- **REQUIRED TASK**
Each entry must be reproduced precisely as it stands.

- **RECORDS FOR THE EXERCISE**
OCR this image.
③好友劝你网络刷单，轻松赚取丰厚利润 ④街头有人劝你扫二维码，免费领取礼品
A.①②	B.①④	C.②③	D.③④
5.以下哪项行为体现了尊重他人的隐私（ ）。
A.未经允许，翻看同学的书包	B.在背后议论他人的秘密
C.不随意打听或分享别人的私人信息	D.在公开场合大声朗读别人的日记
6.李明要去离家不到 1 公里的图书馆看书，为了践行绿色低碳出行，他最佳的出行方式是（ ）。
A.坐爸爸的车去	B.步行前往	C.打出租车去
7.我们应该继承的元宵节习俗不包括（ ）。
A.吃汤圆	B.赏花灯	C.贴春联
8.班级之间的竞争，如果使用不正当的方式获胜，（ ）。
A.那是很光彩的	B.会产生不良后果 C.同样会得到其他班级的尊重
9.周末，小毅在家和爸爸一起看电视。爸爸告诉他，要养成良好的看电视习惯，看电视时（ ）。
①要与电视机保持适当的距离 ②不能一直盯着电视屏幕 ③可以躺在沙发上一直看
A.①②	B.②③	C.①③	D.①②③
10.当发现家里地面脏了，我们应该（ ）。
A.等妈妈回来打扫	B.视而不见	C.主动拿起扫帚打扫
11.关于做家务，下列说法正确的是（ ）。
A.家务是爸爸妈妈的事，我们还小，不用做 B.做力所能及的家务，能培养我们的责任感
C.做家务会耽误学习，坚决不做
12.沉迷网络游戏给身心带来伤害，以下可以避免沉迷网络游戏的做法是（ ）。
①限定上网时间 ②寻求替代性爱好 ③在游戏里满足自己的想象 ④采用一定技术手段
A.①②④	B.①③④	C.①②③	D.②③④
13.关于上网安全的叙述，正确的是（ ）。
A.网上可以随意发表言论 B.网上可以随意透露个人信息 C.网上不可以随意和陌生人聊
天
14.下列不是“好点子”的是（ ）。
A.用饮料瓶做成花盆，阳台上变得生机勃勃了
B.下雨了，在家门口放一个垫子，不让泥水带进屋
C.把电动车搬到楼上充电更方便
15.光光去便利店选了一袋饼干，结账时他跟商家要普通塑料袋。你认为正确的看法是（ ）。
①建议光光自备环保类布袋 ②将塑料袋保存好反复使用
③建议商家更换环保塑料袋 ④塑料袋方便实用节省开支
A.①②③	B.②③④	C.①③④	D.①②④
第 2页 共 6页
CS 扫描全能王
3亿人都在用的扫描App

- **RESULT OF THE TASK**
OCR this image.
③好友劝你网络刷单，轻松赚取丰厚利润 ④街头有人劝你扫二维码，免费领取礼品
A.①②	B.①④	C.②③	D.③④
5.以下哪项行为体现了尊重他人的隐私（ ）。
A.未经允许，翻看同学的书包	B.在背后议论他人的秘密
C.不随意打听或分享别人的私人信息	D.在公开场合大声朗读别人的日记
6.李明要去离家不到 1 公里的图书馆看书，为了践行绿色低碳出行，他最佳的出行方式是（ ）。
A.坐爸爸的车去	B.步行前往	C.打出租车去
7.我们应该继承的元宵节习俗不包括（ ）。
A.吃汤圆	B.赏花灯	C.贴春联
8.班级之间的竞争，如果使用不正当的方式获胜，（ ）。
A.那是很光彩的	B.会产生不良后果 C.同样会得到其他班级的尊重
9.周末，小毅在家和爸爸一起看电视。爸爸告诉他，要养成良好的看电视习惯，看电视时（ ）。
①要与电视机保持适当的距离 ②不能一直盯着电视屏幕 ③可以躺在沙发上一直看
A.①②	B.②③	C.①③	D.①②③
10.当发现家里地面脏了，我们应该（ ）。
A.等妈妈回来打扫	B.视而不见	C.主动拿起扫帚打扫
11.关于做家务，下列说法正确的是（ ）。
A.家务是爸爸妈妈的事，我们还小，不用做 B.做力所能及的家务，能培养我们的责任感
C.做家务会耽误学习，坚决不做
12.沉迷网络游戏给身心带来伤害，以下可以避免沉迷网络游戏的做法是（ ）。
①限定上网时间 ②寻求替代性爱好 ③在游戏里满足自己的想象 ④采用一定技术手段
A.①②④	B.①③④	C.①②③	D.②③④
13.关于上网安全的叙述，正确的是（ ）。
A.网上可以随意发表言论 B.网上可以随意透露个人信息 C.网上不可以随意和陌生人聊
天
14.下列不是“好点子”的是（ ）。
A.用饮料瓶做成花盆，阳台上变得生机勃勃了
B.下雨了，在家门口放一个垫子，不让泥水带进屋
C.把电动车搬到楼上充电更方便
15.光光去便利店选了一袋饼干，结账时他跟商家要普通塑料袋。你认为正确的看法是（ ）。
①建议光光自备环保类布袋 ②将塑料袋保存好反复使用
③建议商家更换环保塑料袋 ④塑料袋方便实用节省开支
A.①②③	B.②③④	C.①③④	D.①②④
第 2页 共 6页
CS 扫描全能王
3亿人都在用的扫描App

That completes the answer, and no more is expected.